## WORK TO COMPLETE
Retype the listing that follows, exactly as written.
╔══
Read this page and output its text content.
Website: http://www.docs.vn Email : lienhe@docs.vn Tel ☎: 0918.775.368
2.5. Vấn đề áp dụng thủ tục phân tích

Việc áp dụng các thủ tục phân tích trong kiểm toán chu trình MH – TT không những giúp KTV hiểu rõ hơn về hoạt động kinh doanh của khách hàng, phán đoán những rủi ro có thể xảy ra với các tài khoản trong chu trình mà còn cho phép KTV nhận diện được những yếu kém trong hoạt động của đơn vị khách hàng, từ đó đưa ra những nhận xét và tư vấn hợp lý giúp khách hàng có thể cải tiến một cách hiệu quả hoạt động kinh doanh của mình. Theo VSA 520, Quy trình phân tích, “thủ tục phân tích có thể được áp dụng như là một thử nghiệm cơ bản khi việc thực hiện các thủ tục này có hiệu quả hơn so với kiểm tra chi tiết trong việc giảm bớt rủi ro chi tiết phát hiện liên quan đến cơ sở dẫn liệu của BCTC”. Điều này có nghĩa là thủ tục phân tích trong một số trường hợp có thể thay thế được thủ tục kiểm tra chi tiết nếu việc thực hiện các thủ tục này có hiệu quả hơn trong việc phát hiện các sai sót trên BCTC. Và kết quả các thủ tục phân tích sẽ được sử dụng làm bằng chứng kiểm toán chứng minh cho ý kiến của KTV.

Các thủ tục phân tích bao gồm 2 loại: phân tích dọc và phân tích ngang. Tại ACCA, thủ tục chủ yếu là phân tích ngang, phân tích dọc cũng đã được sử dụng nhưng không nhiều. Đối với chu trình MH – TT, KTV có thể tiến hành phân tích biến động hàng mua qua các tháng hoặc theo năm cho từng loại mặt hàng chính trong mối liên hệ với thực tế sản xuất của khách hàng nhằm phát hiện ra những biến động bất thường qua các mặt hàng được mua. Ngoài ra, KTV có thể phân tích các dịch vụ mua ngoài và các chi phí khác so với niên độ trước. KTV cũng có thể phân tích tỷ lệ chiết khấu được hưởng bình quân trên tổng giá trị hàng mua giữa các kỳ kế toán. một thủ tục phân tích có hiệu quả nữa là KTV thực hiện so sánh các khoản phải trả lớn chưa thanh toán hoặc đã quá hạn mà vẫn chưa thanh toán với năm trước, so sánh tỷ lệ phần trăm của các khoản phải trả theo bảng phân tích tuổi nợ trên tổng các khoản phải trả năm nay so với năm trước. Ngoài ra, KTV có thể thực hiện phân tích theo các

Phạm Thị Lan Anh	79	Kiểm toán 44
╚══
## FULL ANSWER
Read this page and output its text content.
Website: http://www.docs.vn Email : lienhe@docs.vn Tel ☎: 0918.775.368
2.5. Vấn đề áp dụng thủ tục phân tích

Việc áp dụng các thủ tục phân tích trong kiểm toán chu trình MH – TT không những giúp KTV hiểu rõ hơn về hoạt động kinh doanh của khách hàng, phán đoán những rủi ro có thể xảy ra với các tài khoản trong chu trình mà còn cho phép KTV nhận diện được những yếu kém trong hoạt động của đơn vị khách hàng, từ đó đưa ra những nhận xét và tư vấn hợp lý giúp khách hàng có thể cải tiến một cách hiệu quả hoạt động kinh doanh của mình. Theo VSA 520, Quy trình phân tích, “thủ tục phân tích có thể được áp dụng như là một thử nghiệm cơ bản khi việc thực hiện các thủ tục này có hiệu quả hơn so với kiểm tra chi tiết trong việc giảm bớt rủi ro chi tiết phát hiện liên quan đến cơ sở dẫn liệu của BCTC”. Điều này có nghĩa là thủ tục phân tích trong một số trường hợp có thể thay thế được thủ tục kiểm tra chi tiết nếu việc thực hiện các thủ tục này có hiệu quả hơn trong việc phát hiện các sai sót trên BCTC. Và kết quả các thủ tục phân tích sẽ được sử dụng làm bằng chứng kiểm toán chứng minh cho ý kiến của KTV.

Các thủ tục phân tích bao gồm 2 loại: phân tích dọc và phân tích ngang. Tại ACCA, thủ tục chủ yếu là phân tích ngang, phân tích dọc cũng đã được sử dụng nhưng không nhiều. Đối với chu trình MH – TT, KTV có thể tiến hành phân tích biến động hàng mua qua các tháng hoặc theo năm cho từng loại mặt hàng chính trong mối liên hệ với thực tế sản xuất của khách hàng nhằm phát hiện ra những biến động bất thường qua các mặt hàng được mua. Ngoài ra, KTV có thể phân tích các dịch vụ mua ngoài và các chi phí khác so với niên độ trước. KTV cũng có thể phân tích tỷ lệ chiết khấu được hưởng bình quân trên tổng giá trị hàng mua giữa các kỳ kế toán. một thủ tục phân tích có hiệu quả nữa là KTV thực hiện so sánh các khoản phải trả lớn chưa thanh toán hoặc đã quá hạn mà vẫn chưa thanh toán với năm trước, so sánh tỷ lệ phần trăm của các khoản phải trả theo bảng phân tích tuổi nợ trên tổng các khoản phải trả năm nay so với năm trước. Ngoài ra, KTV có thể thực hiện phân tích theo các

Phạm Thị Lan Anh	79	Kiểm toán 44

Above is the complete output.